OPDRACHTEN:
a – Binnen welke termijn moet volgens het bronfragment van een ontheffing gebruik worden gemaakt om intrekking of wijziging op die grond te voorkomen?
b – Stemmen de volgende uitspraken overeen met het bronfragment? Antwoord per uitspraak met ja of nee en citeer letterlijk de woorden uit het bronfragment die de doorslag geven.
(i) Een ontheffing kan worden ingetrokken als er bij de aanvraag onjuiste gegevens zijn verstrekt.
(ii) Alleen de houder van de ontheffing kan om intrekking of wijziging ervan vragen.
(iii) Voor musea gelden de verboden voor de zondag en de feestdagen niet.

BRONFRAGMENT:
▼▼▼

Burgemeester en wethouders kunnen een ontheffing zoals bedoeld in artikel 3 en artikel 4 intrekken of wijzigen als:

  • a.

    ter verkrijging daarvan onjuiste of onvolledige gegevens zijn verstrekt;

  • b.

    verandering van omstandigheden of inzichten dit naar hun oordeel noodzakelijk maken in het belang van de belangen ter bescherming waarvan de ontheffing is vereist;

  • c.

    de exploitatie van de winkel op basis van de ontheffing gevaar oplevert voor de openbare orde, de veiligheid of het woon- en leefklimaat ter plaatse;

  • d.

    aan de ontheffing verbonden voorwaarden en beperkingen zoals vermeld in artikel 5 of zoals vermeld in de ontheffing niet zijn of worden nagekomen;

  • e.

    van de ontheffing geen gebruik wordt gemaakt binnen een termijn van 26 weken na de bekend- making;

  • f.

    de houder of een derde dit aanvraagt.

Artikel 9. Bepaalde winkels

De in artikel 2, eerste lid, van de wet vervatte verboden, voor zover deze betrekking hebben op de zondag en de feestdagen, gelden niet ten aanzien van:

  • a.

    musea;

  • b.

    winkels, waar uitsluitend maaltijden, voor directe consumptie geschikte eetwaren, alcoholvrije dranken en, door middel van een automaat, tabak en tabaksprodukten, middelen ter voorkoming van zwangerschap en damesverband plegen te worden verkocht;

  • c.

▲▲▲

MATERIAAL:
▼▼▼

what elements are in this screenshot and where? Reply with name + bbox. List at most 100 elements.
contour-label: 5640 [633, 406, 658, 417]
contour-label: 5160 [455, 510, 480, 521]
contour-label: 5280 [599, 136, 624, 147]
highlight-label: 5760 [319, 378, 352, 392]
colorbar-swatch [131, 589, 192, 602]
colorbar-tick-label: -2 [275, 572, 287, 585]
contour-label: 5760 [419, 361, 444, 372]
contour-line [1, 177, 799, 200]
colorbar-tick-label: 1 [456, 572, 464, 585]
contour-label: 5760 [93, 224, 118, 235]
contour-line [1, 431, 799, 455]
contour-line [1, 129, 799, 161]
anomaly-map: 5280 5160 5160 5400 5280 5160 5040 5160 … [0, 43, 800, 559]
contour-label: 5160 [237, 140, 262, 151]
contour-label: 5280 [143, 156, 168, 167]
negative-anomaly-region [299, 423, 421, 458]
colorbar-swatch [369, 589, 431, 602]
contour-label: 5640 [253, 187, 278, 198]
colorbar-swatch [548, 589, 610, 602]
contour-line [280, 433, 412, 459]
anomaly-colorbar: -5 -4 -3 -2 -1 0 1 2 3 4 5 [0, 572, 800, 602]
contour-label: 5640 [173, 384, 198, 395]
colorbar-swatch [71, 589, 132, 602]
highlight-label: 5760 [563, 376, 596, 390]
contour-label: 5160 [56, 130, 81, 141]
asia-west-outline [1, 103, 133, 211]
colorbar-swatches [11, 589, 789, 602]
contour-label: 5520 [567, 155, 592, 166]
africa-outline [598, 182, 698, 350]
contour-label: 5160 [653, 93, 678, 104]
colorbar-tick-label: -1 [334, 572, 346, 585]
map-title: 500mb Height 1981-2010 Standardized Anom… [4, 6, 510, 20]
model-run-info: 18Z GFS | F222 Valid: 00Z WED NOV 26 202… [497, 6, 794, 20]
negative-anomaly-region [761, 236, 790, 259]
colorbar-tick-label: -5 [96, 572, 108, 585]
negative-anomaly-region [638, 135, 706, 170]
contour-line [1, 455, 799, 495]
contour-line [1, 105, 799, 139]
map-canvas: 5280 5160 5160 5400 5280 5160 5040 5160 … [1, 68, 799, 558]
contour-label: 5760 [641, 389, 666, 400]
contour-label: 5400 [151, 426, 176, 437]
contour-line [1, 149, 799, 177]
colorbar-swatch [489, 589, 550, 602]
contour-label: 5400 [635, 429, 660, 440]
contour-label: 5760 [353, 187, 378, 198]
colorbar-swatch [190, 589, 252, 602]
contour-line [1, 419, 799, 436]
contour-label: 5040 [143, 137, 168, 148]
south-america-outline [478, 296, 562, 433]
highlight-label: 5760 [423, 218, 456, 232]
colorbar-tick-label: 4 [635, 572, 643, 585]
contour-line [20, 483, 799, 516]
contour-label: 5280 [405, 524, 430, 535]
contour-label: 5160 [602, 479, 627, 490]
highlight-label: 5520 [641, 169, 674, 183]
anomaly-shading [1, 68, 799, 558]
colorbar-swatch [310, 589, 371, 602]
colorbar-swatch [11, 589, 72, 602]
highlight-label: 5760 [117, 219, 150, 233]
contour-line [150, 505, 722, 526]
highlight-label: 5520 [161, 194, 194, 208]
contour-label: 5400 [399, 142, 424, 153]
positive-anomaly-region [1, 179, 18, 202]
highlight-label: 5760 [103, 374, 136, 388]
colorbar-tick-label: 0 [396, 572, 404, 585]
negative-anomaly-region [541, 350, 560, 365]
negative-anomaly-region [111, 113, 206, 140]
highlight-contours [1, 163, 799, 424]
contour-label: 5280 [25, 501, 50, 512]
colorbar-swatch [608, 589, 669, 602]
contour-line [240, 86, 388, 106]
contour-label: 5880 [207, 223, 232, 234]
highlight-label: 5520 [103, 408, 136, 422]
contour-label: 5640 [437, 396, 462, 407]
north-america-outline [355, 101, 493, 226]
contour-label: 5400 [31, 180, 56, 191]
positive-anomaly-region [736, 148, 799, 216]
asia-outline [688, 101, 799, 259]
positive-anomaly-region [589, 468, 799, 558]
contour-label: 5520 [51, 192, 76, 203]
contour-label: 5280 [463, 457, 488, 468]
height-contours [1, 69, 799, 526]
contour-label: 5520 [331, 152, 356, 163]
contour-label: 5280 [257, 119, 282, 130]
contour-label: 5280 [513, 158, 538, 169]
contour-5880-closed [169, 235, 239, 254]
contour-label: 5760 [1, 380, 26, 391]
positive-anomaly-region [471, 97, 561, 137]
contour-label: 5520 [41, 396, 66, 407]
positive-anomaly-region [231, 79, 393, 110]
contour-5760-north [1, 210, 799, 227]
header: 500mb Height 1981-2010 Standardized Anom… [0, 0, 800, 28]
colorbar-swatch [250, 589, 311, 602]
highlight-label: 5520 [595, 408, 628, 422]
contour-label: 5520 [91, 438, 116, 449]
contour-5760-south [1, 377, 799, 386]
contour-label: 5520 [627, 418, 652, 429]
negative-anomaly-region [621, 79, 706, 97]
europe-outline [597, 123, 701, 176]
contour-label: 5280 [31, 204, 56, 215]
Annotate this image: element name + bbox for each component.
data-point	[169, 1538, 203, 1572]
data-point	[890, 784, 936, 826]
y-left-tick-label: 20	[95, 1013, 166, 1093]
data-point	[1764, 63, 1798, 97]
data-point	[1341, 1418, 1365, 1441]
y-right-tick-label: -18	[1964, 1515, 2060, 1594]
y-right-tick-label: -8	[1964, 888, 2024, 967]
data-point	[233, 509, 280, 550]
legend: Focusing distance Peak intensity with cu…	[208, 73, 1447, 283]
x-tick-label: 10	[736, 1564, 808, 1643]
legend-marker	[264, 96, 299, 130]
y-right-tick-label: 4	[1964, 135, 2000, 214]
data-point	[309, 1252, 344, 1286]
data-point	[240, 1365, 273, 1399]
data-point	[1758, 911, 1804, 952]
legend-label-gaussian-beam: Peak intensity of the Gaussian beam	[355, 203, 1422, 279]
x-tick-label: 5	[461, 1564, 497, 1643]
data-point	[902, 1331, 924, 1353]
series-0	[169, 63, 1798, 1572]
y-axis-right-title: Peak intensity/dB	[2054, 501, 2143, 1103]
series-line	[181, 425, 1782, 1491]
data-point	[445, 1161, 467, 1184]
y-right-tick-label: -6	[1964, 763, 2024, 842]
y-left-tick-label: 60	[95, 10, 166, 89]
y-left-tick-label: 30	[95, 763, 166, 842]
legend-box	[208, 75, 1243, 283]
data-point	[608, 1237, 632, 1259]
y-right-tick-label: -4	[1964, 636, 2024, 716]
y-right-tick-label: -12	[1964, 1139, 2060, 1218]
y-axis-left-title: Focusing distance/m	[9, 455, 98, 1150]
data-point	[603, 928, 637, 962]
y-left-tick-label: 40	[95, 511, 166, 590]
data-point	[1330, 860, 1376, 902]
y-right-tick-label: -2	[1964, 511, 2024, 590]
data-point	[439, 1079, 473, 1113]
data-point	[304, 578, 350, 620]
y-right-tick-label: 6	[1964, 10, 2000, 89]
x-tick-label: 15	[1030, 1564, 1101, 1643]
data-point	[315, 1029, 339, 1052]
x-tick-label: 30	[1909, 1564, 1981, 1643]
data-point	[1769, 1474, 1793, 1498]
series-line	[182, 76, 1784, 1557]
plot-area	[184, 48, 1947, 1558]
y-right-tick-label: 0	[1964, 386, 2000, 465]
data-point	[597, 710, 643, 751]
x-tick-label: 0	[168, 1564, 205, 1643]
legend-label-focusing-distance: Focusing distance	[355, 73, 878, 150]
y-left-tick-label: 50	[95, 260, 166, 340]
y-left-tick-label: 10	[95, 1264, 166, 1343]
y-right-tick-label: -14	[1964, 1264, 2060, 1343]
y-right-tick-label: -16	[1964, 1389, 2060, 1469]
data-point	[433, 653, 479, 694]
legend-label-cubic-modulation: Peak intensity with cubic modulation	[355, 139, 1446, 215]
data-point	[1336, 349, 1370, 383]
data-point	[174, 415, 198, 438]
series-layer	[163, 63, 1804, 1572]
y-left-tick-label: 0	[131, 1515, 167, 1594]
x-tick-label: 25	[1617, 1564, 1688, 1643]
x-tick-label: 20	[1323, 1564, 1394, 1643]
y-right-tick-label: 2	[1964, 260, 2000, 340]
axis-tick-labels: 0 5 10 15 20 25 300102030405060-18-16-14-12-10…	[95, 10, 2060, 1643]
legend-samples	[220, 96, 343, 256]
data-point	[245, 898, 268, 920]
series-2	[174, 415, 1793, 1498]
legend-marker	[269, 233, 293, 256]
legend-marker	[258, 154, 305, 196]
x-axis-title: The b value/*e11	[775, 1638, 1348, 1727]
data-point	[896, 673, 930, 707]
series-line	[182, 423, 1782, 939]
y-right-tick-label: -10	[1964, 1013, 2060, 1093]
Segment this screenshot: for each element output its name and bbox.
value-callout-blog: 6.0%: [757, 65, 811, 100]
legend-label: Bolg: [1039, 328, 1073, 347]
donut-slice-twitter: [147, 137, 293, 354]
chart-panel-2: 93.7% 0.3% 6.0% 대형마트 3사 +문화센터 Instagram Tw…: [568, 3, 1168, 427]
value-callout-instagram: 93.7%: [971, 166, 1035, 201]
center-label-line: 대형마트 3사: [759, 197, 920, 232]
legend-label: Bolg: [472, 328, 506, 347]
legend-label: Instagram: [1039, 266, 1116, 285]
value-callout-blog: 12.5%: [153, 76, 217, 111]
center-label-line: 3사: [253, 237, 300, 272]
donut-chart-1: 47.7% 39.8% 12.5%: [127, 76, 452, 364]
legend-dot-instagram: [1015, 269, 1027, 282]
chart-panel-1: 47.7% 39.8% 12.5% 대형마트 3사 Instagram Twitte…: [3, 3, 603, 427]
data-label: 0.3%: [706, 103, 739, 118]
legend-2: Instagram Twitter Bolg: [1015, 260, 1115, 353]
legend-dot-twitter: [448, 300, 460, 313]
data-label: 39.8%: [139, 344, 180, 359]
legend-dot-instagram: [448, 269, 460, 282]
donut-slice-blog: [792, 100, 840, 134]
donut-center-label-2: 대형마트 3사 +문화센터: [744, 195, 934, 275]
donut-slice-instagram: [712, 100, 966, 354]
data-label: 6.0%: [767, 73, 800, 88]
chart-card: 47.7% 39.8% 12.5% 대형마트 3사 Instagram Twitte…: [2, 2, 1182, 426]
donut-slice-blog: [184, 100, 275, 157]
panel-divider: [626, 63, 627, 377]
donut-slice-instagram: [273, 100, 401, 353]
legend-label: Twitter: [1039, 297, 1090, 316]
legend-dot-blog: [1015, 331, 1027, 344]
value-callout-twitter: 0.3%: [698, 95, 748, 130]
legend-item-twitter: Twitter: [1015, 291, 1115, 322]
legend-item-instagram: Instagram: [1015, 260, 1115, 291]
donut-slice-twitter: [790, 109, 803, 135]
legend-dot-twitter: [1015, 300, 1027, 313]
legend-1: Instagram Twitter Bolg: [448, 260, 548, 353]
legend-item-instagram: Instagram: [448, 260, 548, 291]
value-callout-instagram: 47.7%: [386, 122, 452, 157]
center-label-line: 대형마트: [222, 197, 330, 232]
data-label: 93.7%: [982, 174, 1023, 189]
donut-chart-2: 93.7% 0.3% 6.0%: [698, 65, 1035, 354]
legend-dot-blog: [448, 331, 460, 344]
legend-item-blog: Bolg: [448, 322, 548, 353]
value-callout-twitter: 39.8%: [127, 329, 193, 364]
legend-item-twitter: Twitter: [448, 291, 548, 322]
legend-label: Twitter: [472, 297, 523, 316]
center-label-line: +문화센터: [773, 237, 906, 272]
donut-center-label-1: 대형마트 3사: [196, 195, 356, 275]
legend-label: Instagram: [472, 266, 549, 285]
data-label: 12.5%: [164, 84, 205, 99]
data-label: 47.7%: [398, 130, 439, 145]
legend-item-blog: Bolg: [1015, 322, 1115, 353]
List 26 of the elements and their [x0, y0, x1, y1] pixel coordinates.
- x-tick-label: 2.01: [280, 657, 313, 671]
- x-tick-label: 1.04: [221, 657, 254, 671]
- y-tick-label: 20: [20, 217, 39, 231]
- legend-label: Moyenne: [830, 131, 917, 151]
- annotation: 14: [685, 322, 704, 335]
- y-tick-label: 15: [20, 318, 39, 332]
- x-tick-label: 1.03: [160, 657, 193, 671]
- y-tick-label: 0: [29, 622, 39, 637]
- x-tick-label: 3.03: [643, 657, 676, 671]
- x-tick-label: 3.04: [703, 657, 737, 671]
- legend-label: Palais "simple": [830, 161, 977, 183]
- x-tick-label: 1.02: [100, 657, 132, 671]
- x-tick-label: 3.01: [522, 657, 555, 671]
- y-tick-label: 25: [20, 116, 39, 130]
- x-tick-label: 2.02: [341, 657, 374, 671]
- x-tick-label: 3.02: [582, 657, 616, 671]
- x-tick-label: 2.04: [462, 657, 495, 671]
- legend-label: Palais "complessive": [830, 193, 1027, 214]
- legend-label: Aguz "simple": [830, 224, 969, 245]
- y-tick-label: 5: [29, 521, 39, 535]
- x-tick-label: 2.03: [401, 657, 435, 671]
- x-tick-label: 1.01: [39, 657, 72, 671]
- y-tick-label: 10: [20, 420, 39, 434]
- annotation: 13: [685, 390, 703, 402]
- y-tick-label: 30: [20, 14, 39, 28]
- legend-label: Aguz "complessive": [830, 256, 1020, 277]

▲▲▲

ANTWOORDEN:
a – Binnen een termijn van 26 weken na de bekendmaking.

b –
(i) Ja: "ter verkrijging daarvan onjuiste of onvolledige gegevens zijn verstrekt"
(ii) Nee: "de houder of een derde dit aanvraagt"
(iii) Ja: "gelden niet ten aanzien van:" en "musea;"